* Short task
Which lines hold the word "Hypoproliferative"? Copy each of them from the material.

**********

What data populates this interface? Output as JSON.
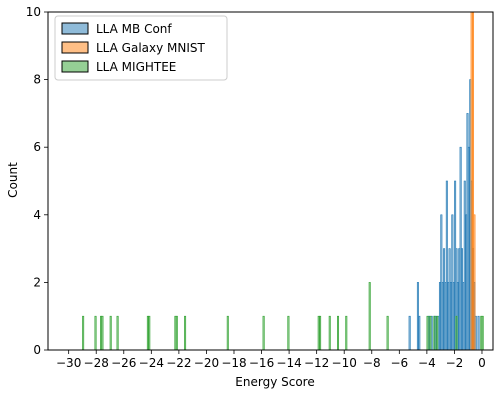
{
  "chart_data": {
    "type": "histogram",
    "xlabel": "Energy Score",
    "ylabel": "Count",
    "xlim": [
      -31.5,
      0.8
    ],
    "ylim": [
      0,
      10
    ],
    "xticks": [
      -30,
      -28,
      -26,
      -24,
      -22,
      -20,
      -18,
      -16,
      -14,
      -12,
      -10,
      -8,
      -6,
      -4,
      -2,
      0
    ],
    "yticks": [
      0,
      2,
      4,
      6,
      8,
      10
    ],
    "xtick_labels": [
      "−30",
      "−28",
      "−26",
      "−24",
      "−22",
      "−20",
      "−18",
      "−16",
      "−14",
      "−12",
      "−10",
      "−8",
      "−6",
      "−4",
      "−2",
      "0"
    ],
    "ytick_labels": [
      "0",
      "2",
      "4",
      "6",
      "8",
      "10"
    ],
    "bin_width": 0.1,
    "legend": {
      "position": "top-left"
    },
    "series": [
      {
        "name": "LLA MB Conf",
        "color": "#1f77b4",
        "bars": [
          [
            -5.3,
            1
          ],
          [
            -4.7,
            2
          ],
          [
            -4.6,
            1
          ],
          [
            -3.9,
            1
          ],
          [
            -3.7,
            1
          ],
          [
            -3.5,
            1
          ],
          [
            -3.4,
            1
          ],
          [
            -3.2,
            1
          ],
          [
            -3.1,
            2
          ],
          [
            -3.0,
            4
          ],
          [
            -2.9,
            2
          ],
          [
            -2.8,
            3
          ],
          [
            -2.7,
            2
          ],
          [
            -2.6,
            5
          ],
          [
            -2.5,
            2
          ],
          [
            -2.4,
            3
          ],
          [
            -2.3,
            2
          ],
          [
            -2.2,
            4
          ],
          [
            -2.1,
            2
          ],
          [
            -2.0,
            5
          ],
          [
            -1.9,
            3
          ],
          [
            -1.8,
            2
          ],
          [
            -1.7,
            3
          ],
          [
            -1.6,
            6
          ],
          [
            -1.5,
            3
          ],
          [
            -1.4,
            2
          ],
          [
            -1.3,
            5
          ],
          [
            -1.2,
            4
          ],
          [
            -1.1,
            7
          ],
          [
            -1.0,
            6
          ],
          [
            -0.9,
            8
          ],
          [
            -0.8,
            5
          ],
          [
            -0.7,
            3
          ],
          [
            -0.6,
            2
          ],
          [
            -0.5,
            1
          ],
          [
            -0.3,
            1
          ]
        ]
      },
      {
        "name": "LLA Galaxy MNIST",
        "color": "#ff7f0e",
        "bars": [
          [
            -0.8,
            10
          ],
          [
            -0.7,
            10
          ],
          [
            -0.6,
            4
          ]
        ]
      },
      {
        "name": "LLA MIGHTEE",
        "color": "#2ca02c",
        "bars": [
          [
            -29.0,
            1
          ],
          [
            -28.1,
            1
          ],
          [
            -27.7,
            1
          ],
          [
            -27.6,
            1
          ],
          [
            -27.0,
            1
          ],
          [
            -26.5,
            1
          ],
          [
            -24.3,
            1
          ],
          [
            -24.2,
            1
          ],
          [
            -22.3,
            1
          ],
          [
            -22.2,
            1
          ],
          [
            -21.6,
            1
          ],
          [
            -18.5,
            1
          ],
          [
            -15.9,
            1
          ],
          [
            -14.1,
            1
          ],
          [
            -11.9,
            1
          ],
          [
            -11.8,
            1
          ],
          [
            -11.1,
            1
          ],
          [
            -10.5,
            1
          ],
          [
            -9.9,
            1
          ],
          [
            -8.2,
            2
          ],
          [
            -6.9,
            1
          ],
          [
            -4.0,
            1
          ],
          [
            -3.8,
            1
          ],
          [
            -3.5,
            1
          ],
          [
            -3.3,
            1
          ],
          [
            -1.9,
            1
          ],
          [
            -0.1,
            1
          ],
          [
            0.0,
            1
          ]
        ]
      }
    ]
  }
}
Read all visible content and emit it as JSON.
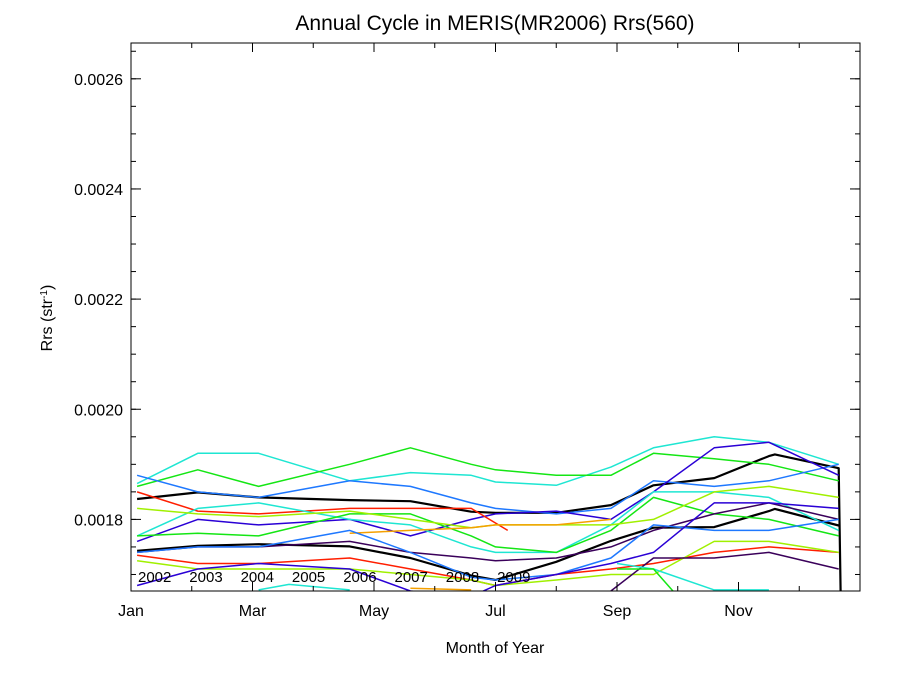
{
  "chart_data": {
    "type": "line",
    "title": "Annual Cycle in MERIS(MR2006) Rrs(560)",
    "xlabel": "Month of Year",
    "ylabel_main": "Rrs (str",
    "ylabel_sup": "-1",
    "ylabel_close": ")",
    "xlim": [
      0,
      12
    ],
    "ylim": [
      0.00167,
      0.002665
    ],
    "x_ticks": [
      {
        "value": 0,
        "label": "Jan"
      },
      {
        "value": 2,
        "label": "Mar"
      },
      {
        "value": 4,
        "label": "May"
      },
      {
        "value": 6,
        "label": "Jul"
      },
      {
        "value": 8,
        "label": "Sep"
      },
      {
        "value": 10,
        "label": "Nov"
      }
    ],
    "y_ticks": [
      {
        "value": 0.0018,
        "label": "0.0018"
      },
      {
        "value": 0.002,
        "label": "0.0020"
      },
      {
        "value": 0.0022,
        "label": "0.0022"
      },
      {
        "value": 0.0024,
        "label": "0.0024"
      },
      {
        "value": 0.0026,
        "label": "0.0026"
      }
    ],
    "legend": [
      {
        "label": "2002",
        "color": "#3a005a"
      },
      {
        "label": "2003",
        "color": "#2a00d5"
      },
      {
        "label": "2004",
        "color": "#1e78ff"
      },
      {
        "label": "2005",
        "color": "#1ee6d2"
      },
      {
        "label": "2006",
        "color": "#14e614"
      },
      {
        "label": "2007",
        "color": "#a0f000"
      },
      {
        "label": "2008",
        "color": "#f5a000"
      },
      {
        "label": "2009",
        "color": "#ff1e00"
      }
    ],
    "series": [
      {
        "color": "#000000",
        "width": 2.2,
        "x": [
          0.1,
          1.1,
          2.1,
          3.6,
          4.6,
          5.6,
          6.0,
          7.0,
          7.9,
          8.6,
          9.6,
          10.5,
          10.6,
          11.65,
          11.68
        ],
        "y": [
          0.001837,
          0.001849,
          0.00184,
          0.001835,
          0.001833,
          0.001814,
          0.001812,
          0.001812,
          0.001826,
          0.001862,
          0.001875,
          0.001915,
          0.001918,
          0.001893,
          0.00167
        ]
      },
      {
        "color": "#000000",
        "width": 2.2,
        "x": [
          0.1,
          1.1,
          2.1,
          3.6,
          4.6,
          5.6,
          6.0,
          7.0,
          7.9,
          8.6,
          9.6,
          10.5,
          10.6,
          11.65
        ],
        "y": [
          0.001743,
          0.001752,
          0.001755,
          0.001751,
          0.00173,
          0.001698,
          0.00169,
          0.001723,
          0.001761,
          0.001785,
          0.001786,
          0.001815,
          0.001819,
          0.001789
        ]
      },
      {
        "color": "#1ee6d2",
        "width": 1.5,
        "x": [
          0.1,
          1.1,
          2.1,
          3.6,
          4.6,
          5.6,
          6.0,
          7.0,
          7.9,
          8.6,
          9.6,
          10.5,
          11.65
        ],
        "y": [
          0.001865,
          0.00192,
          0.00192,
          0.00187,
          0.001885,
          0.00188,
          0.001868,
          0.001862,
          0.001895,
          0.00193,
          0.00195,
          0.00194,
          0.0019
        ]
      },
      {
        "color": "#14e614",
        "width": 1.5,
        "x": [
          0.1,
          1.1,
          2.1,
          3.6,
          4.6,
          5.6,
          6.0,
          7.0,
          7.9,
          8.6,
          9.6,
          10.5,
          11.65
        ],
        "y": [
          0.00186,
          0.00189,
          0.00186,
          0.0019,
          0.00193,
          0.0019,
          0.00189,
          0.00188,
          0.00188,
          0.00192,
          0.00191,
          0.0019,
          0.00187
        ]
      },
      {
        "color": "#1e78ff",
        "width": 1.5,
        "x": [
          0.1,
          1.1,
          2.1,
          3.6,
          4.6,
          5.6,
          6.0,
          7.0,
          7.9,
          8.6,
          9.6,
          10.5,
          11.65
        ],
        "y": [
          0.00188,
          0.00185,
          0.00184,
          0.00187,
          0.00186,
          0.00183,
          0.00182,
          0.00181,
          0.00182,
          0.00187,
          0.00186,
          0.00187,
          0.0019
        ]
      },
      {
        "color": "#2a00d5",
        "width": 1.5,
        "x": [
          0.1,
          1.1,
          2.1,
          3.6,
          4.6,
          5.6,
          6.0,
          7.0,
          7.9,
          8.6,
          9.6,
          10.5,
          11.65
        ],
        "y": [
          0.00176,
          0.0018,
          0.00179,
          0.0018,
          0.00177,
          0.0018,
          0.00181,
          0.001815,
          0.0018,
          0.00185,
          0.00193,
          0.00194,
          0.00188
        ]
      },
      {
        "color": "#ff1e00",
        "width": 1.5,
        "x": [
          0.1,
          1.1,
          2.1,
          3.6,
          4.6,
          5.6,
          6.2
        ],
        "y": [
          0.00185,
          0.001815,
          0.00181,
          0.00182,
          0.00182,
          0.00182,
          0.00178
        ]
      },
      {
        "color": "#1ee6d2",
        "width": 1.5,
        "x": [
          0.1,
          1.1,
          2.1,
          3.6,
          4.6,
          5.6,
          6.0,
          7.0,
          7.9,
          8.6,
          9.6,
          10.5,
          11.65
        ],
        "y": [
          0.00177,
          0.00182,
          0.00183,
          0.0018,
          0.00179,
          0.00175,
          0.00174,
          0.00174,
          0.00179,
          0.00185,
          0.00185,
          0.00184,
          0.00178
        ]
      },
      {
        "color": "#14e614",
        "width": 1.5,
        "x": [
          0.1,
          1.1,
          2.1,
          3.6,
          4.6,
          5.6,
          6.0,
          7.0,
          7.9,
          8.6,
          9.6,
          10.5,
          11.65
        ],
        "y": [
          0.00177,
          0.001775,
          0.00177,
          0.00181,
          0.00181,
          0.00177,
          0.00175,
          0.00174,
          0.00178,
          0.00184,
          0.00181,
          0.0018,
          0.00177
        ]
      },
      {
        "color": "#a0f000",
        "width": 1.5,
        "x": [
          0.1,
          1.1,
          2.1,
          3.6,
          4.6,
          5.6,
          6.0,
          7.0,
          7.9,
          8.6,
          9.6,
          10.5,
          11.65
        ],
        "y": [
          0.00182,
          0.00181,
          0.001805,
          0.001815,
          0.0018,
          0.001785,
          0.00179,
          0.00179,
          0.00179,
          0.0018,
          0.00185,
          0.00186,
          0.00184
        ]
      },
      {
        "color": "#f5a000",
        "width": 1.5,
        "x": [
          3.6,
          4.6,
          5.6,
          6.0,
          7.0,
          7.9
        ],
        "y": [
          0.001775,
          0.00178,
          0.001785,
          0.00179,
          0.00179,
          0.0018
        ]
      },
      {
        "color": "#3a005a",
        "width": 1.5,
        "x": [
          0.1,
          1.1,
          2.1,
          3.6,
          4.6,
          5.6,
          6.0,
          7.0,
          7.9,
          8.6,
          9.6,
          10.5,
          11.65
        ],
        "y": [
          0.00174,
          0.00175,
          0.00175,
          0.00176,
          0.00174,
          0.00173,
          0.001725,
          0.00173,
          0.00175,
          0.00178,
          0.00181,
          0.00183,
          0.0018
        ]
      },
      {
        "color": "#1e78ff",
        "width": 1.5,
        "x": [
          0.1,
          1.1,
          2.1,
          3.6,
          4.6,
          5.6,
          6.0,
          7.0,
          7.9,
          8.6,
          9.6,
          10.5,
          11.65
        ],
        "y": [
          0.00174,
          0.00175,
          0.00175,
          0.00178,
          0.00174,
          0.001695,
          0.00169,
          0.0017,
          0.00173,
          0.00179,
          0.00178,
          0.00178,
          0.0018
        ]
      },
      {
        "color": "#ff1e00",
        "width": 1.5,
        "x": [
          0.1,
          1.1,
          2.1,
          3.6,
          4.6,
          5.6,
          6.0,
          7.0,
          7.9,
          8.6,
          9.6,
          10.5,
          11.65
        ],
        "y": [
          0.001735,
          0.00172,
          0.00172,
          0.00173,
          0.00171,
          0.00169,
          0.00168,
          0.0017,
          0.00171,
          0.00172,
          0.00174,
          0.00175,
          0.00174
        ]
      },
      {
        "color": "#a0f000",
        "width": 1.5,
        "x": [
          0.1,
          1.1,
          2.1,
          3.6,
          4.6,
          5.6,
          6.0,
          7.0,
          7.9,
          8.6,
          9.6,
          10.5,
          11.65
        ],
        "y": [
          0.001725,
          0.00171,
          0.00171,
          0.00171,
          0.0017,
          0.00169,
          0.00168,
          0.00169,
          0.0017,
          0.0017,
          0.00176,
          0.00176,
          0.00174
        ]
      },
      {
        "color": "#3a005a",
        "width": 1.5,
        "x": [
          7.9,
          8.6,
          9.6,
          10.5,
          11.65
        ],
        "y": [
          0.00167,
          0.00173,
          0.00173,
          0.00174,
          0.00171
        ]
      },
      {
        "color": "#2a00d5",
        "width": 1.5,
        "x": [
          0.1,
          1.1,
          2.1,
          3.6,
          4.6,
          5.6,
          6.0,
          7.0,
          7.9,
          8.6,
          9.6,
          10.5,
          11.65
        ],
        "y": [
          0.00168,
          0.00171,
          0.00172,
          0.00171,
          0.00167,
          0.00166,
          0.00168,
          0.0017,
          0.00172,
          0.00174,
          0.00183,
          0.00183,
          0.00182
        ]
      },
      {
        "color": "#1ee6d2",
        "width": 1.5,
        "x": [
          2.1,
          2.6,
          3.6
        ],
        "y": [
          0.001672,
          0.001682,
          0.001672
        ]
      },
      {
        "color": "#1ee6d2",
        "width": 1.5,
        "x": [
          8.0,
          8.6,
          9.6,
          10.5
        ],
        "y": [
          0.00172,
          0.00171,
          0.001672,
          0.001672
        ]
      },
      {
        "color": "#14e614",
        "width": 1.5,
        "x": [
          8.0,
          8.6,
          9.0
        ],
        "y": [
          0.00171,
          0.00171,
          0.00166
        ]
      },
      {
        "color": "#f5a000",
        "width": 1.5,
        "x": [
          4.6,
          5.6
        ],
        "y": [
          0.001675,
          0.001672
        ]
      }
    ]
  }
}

**********

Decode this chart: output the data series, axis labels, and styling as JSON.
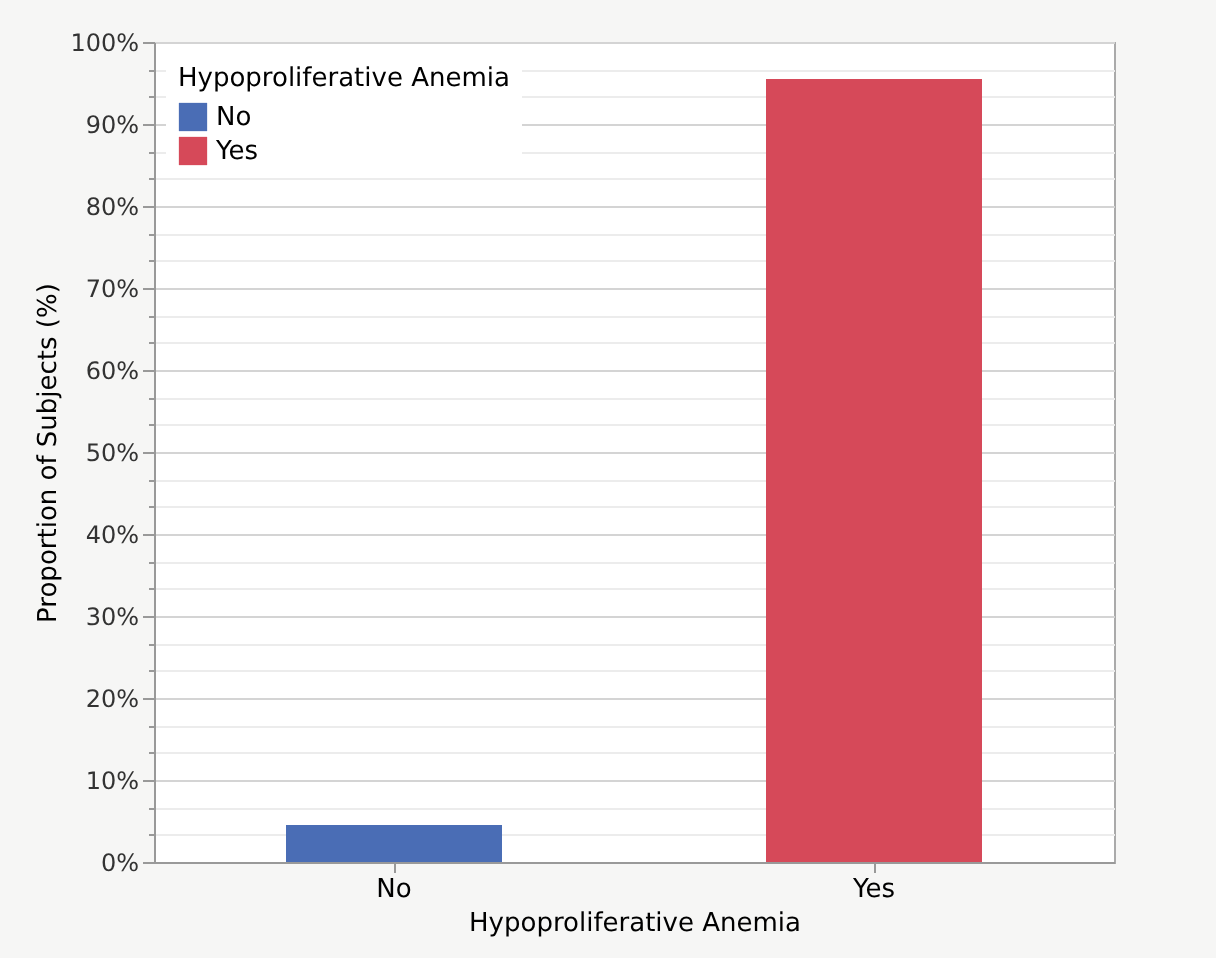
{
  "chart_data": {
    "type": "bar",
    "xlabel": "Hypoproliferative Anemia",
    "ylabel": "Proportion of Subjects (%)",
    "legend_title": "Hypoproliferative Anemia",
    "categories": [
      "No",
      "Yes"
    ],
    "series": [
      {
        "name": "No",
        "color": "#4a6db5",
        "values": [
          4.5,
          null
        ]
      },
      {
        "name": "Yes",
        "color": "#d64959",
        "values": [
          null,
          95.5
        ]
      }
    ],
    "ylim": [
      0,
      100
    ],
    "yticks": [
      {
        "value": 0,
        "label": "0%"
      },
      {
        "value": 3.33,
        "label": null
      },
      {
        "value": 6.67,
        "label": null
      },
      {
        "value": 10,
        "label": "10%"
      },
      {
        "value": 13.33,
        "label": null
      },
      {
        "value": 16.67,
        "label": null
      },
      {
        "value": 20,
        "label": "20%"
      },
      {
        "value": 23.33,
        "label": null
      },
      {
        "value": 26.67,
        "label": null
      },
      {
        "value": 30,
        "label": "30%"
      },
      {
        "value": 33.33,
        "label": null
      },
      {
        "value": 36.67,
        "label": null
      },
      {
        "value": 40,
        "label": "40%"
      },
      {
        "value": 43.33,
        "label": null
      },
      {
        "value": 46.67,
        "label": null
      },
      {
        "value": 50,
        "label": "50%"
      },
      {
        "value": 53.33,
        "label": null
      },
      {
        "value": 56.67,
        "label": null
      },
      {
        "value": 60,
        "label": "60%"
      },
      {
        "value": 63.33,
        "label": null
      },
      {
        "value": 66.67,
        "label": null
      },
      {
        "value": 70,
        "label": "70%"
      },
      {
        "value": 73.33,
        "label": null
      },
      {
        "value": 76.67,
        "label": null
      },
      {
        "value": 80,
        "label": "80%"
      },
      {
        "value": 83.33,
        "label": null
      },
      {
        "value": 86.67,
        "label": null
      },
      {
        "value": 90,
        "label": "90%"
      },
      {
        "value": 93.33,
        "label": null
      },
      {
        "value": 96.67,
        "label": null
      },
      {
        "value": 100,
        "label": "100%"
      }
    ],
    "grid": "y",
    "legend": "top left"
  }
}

**********

* Right answer
    "xlabel": "Hypoproliferative Anemia",
    "legend_title": "Hypoproliferative Anemia",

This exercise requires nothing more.